• **SET PROBLEM**:
Without the pictures, repeat the listing character for character.
○ ○ ○ ○
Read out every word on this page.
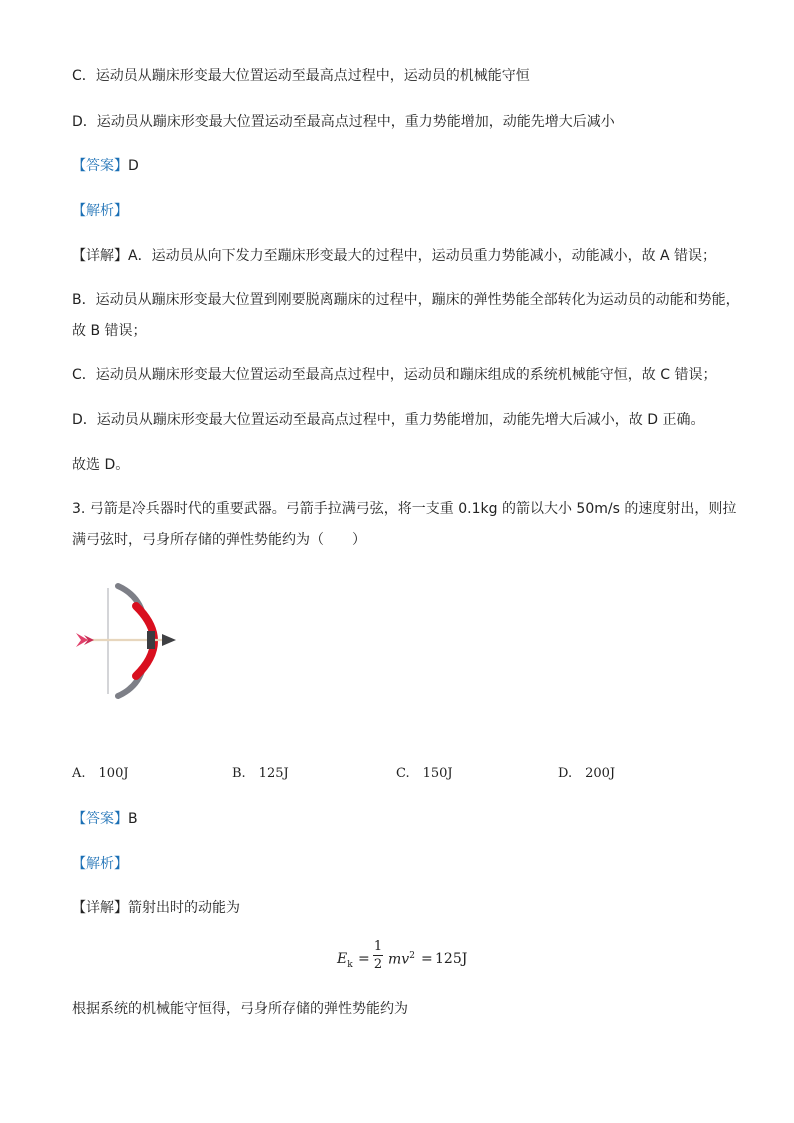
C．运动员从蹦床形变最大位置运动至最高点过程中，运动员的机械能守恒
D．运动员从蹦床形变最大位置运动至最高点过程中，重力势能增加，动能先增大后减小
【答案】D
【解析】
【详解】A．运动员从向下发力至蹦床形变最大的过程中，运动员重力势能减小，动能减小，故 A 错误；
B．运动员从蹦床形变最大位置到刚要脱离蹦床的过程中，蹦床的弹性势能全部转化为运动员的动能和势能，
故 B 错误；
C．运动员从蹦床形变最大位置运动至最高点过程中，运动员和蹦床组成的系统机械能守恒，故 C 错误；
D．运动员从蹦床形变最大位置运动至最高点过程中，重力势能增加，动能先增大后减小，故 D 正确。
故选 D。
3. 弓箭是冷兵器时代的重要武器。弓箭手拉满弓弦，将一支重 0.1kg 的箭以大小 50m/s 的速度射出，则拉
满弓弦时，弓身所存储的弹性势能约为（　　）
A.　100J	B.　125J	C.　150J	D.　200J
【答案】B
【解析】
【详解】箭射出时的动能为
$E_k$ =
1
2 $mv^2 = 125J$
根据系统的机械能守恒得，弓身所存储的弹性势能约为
○ ○ ○ ○
• **FINISHED ANSWER**:
Read out every word on this page.
C．运动员从蹦床形变最大位置运动至最高点过程中，运动员的机械能守恒
D．运动员从蹦床形变最大位置运动至最高点过程中，重力势能增加，动能先增大后减小
【答案】D
【解析】
【详解】A．运动员从向下发力至蹦床形变最大的过程中，运动员重力势能减小，动能减小，故 A 错误；
B．运动员从蹦床形变最大位置到刚要脱离蹦床的过程中，蹦床的弹性势能全部转化为运动员的动能和势能，
故 B 错误；
C．运动员从蹦床形变最大位置运动至最高点过程中，运动员和蹦床组成的系统机械能守恒，故 C 错误；
D．运动员从蹦床形变最大位置运动至最高点过程中，重力势能增加，动能先增大后减小，故 D 正确。
故选 D。
3. 弓箭是冷兵器时代的重要武器。弓箭手拉满弓弦，将一支重 0.1kg 的箭以大小 50m/s 的速度射出，则拉
满弓弦时，弓身所存储的弹性势能约为（　　）
A.　100J	B.　125J	C.　150J	D.　200J
【答案】B
【解析】
【详解】箭射出时的动能为
$E_k$ =
1
2 $mv^2 = 125J$
根据系统的机械能守恒得，弓身所存储的弹性势能约为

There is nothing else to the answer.